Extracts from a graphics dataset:
* * *
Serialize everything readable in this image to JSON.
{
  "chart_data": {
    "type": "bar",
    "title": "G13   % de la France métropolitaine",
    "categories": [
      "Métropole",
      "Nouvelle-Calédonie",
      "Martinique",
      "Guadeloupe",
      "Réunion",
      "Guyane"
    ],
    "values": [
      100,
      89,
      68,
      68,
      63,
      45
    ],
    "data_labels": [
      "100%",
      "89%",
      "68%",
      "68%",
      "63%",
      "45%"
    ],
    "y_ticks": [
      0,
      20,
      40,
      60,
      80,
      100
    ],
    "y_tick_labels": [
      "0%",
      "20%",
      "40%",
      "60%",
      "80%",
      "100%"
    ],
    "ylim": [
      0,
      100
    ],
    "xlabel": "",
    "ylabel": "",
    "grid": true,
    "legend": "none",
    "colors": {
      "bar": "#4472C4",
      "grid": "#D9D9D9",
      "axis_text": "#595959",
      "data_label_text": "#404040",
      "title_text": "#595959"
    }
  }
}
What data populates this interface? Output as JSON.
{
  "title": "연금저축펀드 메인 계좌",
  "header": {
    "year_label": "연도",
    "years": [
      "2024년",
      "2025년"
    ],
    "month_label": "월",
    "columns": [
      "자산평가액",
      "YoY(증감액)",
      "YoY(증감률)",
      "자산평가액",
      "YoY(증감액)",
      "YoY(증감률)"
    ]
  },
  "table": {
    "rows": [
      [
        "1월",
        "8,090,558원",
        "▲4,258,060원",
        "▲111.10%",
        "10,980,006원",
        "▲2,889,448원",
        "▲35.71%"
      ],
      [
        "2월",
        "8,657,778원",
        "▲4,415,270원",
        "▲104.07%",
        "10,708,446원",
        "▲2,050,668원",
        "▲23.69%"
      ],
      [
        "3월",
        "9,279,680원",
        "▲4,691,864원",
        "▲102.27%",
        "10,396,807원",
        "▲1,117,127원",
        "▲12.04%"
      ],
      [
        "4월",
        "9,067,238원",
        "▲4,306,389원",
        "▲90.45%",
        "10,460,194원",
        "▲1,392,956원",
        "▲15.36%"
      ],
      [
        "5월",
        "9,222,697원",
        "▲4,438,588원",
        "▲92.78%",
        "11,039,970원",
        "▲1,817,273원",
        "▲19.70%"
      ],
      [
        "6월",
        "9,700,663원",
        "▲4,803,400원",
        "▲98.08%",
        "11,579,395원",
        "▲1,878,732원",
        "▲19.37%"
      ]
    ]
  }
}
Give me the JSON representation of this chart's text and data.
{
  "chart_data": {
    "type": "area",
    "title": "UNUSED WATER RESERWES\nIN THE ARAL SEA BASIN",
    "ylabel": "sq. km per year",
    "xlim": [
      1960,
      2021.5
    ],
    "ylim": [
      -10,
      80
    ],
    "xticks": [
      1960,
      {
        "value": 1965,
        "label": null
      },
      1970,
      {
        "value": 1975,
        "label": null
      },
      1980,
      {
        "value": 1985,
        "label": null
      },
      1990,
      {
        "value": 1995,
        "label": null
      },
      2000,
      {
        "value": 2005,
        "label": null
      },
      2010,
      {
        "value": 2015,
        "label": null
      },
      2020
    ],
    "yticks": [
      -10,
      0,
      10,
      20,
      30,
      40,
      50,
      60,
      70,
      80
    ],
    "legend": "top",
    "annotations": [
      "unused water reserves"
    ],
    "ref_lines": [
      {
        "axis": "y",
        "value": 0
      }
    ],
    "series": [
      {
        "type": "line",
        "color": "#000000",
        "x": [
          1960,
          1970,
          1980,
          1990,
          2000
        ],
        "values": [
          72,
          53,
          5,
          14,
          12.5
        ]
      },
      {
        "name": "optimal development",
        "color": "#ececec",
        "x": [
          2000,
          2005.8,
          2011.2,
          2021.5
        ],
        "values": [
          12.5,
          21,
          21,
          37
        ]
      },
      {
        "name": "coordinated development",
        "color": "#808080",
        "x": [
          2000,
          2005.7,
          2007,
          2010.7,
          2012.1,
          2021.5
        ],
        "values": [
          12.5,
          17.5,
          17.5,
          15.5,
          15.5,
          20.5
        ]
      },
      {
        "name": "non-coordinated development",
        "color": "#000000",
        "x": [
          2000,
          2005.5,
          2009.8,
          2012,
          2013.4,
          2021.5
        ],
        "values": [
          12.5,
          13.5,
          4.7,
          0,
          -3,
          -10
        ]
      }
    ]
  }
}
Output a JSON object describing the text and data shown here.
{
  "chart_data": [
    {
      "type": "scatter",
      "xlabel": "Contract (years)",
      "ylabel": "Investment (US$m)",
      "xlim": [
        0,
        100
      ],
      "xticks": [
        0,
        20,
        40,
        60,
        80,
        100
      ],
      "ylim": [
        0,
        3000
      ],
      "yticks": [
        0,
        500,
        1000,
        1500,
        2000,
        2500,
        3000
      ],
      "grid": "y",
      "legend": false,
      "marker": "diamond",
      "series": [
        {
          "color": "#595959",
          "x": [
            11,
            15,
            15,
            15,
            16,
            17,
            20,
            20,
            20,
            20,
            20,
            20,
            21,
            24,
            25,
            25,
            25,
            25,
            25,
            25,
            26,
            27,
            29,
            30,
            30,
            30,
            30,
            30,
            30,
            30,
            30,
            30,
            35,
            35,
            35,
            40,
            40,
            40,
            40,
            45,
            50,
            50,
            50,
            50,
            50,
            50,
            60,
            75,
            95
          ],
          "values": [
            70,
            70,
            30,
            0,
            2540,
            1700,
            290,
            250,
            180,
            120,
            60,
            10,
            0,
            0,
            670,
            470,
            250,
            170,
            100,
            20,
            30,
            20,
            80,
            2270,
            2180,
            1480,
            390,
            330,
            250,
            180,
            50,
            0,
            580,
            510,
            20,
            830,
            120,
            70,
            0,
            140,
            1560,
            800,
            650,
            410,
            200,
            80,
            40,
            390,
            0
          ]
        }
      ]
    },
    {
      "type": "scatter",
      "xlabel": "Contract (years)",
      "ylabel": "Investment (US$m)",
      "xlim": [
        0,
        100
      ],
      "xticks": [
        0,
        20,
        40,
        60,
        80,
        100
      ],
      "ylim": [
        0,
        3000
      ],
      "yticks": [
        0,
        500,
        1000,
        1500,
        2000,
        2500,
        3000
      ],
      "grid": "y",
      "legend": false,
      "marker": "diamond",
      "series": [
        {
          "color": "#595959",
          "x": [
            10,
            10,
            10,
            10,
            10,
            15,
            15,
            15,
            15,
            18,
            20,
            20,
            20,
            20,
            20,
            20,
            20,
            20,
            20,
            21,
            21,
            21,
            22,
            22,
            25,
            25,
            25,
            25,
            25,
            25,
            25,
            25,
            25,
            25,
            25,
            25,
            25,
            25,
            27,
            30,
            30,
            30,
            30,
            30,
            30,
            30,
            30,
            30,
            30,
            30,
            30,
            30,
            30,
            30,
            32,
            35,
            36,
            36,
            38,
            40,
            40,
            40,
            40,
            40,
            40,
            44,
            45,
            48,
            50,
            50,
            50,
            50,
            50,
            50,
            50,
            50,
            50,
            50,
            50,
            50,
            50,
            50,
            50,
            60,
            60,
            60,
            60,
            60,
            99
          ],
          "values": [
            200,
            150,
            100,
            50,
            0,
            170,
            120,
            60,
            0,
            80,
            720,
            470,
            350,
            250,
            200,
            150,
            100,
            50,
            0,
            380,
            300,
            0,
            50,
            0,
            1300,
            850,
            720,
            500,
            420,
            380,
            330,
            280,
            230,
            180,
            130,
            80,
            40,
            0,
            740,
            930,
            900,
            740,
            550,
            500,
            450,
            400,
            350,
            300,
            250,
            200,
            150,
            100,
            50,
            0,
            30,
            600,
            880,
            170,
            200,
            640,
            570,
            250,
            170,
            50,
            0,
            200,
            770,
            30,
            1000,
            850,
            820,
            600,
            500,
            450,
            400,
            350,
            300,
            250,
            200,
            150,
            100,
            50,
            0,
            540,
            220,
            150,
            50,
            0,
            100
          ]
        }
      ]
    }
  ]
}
* * *
Exercise objective: Filter the data for the string "type" and copy every line that has it.

Output of the exercise:
    "type": "bar",
    "type": "area",
        "type": "line",
      "type": "scatter",
      "type": "scatter",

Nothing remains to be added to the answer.